Stored records:
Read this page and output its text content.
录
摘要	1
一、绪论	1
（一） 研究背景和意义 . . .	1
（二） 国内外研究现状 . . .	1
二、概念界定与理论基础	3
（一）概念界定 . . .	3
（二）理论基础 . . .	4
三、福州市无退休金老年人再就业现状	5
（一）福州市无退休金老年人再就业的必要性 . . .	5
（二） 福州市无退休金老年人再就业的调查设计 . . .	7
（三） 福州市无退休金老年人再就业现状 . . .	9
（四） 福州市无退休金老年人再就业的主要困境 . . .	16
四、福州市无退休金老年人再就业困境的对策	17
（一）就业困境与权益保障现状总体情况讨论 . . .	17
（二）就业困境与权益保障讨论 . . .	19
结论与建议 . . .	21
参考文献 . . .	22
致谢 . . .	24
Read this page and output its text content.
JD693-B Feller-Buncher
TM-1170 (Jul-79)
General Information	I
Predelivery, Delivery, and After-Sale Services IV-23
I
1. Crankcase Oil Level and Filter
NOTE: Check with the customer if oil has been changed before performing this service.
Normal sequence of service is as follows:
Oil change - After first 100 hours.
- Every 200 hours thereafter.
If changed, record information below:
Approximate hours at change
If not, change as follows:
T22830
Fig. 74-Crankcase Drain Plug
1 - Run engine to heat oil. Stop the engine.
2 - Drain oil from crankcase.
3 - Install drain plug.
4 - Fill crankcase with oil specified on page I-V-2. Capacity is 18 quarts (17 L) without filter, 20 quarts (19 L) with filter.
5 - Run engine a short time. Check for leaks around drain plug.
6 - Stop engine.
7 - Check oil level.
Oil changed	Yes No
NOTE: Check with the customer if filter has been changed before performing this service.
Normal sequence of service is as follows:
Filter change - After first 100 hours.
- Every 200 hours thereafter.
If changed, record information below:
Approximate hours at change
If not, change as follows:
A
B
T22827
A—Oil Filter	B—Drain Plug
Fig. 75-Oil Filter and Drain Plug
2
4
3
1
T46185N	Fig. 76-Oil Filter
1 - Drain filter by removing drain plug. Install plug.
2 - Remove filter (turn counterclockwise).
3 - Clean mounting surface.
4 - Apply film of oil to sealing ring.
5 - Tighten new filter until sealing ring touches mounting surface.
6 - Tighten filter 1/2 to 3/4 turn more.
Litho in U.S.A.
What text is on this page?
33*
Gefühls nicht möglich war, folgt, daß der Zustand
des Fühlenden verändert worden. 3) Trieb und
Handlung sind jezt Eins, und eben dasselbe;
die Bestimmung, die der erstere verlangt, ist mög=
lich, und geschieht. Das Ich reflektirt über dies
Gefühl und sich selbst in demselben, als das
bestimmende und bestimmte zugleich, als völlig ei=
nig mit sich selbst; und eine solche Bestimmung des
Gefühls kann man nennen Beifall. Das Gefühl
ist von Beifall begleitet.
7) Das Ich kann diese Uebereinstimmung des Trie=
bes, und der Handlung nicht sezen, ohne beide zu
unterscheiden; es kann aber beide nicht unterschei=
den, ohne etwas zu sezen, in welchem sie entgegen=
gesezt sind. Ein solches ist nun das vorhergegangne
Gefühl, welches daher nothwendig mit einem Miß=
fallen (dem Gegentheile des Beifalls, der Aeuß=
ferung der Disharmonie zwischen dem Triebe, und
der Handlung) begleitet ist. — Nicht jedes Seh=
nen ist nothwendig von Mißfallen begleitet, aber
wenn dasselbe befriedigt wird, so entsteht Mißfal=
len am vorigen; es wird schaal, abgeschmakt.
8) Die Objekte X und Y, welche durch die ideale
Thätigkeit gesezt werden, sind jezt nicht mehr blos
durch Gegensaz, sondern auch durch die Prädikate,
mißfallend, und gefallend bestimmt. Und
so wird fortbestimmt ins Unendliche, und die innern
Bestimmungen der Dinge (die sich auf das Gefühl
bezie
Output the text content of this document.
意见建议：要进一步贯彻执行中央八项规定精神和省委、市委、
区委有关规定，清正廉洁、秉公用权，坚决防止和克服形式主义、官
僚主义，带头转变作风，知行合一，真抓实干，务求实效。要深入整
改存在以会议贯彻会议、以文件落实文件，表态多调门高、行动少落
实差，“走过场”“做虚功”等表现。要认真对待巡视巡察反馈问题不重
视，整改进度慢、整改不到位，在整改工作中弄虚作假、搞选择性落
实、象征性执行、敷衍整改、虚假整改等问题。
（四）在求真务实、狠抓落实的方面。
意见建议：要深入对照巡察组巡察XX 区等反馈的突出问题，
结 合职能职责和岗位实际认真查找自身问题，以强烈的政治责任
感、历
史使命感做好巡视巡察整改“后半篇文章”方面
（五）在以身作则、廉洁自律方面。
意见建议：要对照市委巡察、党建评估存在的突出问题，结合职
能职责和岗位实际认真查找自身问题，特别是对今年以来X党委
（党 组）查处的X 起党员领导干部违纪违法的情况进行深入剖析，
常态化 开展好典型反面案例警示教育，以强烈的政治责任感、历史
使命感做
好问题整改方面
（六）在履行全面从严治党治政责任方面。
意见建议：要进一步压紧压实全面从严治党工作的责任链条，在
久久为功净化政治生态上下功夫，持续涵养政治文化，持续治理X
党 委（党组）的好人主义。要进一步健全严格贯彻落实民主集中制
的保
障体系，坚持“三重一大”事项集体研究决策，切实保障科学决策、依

• **Short problem**
Indicate how many lines of the material contain the string "page", giving the number and nothing more.

• **Written reply**
4